(Collected data entries)

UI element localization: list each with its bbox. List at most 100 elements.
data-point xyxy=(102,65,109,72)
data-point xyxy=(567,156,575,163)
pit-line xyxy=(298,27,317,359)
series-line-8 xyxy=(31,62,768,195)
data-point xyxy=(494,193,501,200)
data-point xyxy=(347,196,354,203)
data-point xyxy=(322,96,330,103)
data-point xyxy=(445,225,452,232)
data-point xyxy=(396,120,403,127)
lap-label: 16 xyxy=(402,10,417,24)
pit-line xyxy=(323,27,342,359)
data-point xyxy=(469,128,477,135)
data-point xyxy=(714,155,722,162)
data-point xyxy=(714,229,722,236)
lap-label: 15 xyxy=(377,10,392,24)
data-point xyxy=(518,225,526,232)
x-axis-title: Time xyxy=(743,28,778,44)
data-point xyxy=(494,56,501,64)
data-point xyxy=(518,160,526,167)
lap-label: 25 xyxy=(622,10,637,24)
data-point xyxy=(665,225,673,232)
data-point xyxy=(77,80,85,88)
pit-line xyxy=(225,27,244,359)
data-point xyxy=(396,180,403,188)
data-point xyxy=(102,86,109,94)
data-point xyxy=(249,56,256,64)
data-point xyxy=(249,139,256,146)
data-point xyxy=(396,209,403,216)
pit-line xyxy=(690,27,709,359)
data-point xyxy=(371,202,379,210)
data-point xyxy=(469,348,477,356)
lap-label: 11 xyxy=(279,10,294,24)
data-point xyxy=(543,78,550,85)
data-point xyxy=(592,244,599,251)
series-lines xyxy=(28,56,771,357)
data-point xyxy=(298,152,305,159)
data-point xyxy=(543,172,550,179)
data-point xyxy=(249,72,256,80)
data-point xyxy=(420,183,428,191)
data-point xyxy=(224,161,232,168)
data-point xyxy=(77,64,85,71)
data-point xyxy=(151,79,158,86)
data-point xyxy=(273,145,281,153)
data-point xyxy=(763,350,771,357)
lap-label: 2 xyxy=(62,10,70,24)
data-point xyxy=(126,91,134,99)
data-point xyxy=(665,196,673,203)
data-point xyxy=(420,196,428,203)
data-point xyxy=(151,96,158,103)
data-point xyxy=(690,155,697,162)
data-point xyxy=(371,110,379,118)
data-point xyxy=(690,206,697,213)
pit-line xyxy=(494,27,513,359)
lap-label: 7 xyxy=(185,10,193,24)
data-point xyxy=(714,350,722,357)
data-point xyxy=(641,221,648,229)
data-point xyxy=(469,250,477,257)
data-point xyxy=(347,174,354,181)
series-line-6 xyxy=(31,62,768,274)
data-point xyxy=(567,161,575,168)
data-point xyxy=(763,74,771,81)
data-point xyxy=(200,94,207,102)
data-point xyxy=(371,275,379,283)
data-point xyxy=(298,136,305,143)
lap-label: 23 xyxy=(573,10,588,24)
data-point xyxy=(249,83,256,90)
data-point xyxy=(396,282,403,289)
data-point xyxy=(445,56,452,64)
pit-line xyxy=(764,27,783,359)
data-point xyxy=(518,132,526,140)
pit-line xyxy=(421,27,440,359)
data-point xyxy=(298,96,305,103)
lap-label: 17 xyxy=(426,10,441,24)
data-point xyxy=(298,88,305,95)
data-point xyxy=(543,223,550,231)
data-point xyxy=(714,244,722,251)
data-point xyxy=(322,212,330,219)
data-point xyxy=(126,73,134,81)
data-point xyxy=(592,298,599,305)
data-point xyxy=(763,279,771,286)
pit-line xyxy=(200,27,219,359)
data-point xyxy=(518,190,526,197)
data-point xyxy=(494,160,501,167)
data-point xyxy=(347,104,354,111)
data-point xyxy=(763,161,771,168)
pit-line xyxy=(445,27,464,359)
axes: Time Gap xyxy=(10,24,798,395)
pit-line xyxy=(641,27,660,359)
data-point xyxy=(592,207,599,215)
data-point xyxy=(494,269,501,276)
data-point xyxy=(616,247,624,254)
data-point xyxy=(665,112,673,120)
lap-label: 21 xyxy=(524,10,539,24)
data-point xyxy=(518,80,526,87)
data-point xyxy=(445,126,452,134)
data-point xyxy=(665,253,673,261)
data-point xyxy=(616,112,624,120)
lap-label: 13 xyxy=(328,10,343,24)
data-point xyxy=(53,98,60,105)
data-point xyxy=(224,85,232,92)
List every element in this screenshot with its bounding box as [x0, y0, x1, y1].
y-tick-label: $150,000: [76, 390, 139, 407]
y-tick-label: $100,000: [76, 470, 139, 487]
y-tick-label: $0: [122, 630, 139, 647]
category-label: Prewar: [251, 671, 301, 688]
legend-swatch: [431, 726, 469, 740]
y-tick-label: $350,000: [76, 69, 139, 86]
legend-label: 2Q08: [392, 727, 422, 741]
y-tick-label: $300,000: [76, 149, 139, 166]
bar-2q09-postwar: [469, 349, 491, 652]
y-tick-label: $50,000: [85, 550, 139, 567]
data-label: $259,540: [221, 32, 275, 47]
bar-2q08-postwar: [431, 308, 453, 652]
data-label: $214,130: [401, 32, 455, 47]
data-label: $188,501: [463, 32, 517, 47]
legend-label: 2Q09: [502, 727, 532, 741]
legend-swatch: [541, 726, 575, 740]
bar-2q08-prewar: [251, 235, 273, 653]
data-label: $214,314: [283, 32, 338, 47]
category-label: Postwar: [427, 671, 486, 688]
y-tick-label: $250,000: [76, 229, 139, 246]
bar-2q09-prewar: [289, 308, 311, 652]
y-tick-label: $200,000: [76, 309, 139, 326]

**WHAT IS NEEDED:** Set down these lines again, exactly as they appear.

**OUTPUT OF THE EXERCISE:**
UI element localization: list each with its bbox. List at most 100 elements.
data-point xyxy=(102,65,109,72)
data-point xyxy=(567,156,575,163)
pit-line xyxy=(298,27,317,359)
series-line-8 xyxy=(31,62,768,195)
data-point xyxy=(494,193,501,200)
data-point xyxy=(347,196,354,203)
data-point xyxy=(322,96,330,103)
data-point xyxy=(445,225,452,232)
data-point xyxy=(396,120,403,127)
lap-label: 16 xyxy=(402,10,417,24)
pit-line xyxy=(323,27,342,359)
data-point xyxy=(469,128,477,135)
data-point xyxy=(714,155,722,162)
data-point xyxy=(714,229,722,236)
lap-label: 15 xyxy=(377,10,392,24)
data-point xyxy=(518,225,526,232)
x-axis-title: Time xyxy=(743,28,778,44)
data-point xyxy=(494,56,501,64)
data-point xyxy=(518,160,526,167)
lap-label: 25 xyxy=(622,10,637,24)
data-point xyxy=(665,225,673,232)
data-point xyxy=(77,80,85,88)
pit-line xyxy=(225,27,244,359)
data-point xyxy=(396,180,403,188)
data-point xyxy=(102,86,109,94)
data-point xyxy=(249,56,256,64)
data-point xyxy=(249,139,256,146)
data-point xyxy=(396,209,403,216)
pit-line xyxy=(690,27,709,359)
data-point xyxy=(371,202,379,210)
data-point xyxy=(469,348,477,356)
lap-label: 11 xyxy=(279,10,294,24)
data-point xyxy=(543,78,550,85)
data-point xyxy=(592,244,599,251)
series-lines xyxy=(28,56,771,357)
data-point xyxy=(298,152,305,159)
data-point xyxy=(543,172,550,179)
data-point xyxy=(249,72,256,80)
data-point xyxy=(420,183,428,191)
data-point xyxy=(224,161,232,168)
data-point xyxy=(77,64,85,71)
data-point xyxy=(151,79,158,86)
data-point xyxy=(273,145,281,153)
data-point xyxy=(763,350,771,357)
lap-label: 2 xyxy=(62,10,70,24)
data-point xyxy=(126,91,134,99)
data-point xyxy=(665,196,673,203)
data-point xyxy=(420,196,428,203)
data-point xyxy=(151,96,158,103)
data-point xyxy=(690,155,697,162)
data-point xyxy=(371,110,379,118)
data-point xyxy=(690,206,697,213)
pit-line xyxy=(494,27,513,359)
lap-label: 7 xyxy=(185,10,193,24)
data-point xyxy=(714,350,722,357)
data-point xyxy=(641,221,648,229)
data-point xyxy=(469,250,477,257)
data-point xyxy=(347,174,354,181)
series-line-6 xyxy=(31,62,768,274)
data-point xyxy=(567,161,575,168)
data-point xyxy=(763,74,771,81)
data-point xyxy=(200,94,207,102)
data-point xyxy=(371,275,379,283)
data-point xyxy=(298,136,305,143)
lap-label: 23 xyxy=(573,10,588,24)
data-point xyxy=(249,83,256,90)
data-point xyxy=(396,282,403,289)
data-point xyxy=(445,56,452,64)
pit-line xyxy=(764,27,783,359)
data-point xyxy=(518,132,526,140)
pit-line xyxy=(421,27,440,359)
data-point xyxy=(298,96,305,103)
lap-label: 17 xyxy=(426,10,441,24)
data-point xyxy=(298,88,305,95)
data-point xyxy=(543,223,550,231)
data-point xyxy=(714,244,722,251)
data-point xyxy=(322,212,330,219)
data-point xyxy=(126,73,134,81)
data-point xyxy=(592,298,599,305)
data-point xyxy=(763,279,771,286)
pit-line xyxy=(200,27,219,359)
data-point xyxy=(518,190,526,197)
data-point xyxy=(494,160,501,167)
data-point xyxy=(347,104,354,111)
data-point xyxy=(763,161,771,168)
pit-line xyxy=(445,27,464,359)
axes: Time Gap xyxy=(10,24,798,395)
pit-line xyxy=(641,27,660,359)
data-point xyxy=(592,207,599,215)
data-point xyxy=(494,269,501,276)
data-point xyxy=(616,247,624,254)
data-point xyxy=(665,112,673,120)
lap-label: 21 xyxy=(524,10,539,24)
data-point xyxy=(518,80,526,87)
data-point xyxy=(445,126,452,134)
data-point xyxy=(665,253,673,261)
data-point xyxy=(616,112,624,120)
lap-label: 13 xyxy=(328,10,343,24)
data-point xyxy=(53,98,60,105)
data-point xyxy=(224,85,232,92)
List every element in this screenshot with its bounding box as [x0, y0, x1, y1].
y-tick-label: $150,000: [76, 390, 139, 407]
y-tick-label: $100,000: [76, 470, 139, 487]
y-tick-label: $0: [122, 630, 139, 647]
category-label: Prewar: [251, 671, 301, 688]
legend-swatch: [431, 726, 469, 740]
y-tick-label: $350,000: [76, 69, 139, 86]
legend-label: 2Q08: [392, 727, 422, 741]
y-tick-label: $300,000: [76, 149, 139, 166]
bar-2q09-postwar: [469, 349, 491, 652]
y-tick-label: $50,000: [85, 550, 139, 567]
data-label: $259,540: [221, 32, 275, 47]
bar-2q08-postwar: [431, 308, 453, 652]
data-label: $214,130: [401, 32, 455, 47]
data-label: $188,501: [463, 32, 517, 47]
legend-label: 2Q09: [502, 727, 532, 741]
legend-swatch: [541, 726, 575, 740]
bar-2q08-prewar: [251, 235, 273, 653]
data-label: $214,314: [283, 32, 338, 47]
category-label: Postwar: [427, 671, 486, 688]
y-tick-label: $250,000: [76, 229, 139, 246]
bar-2q09-prewar: [289, 308, 311, 652]
y-tick-label: $200,000: [76, 309, 139, 326]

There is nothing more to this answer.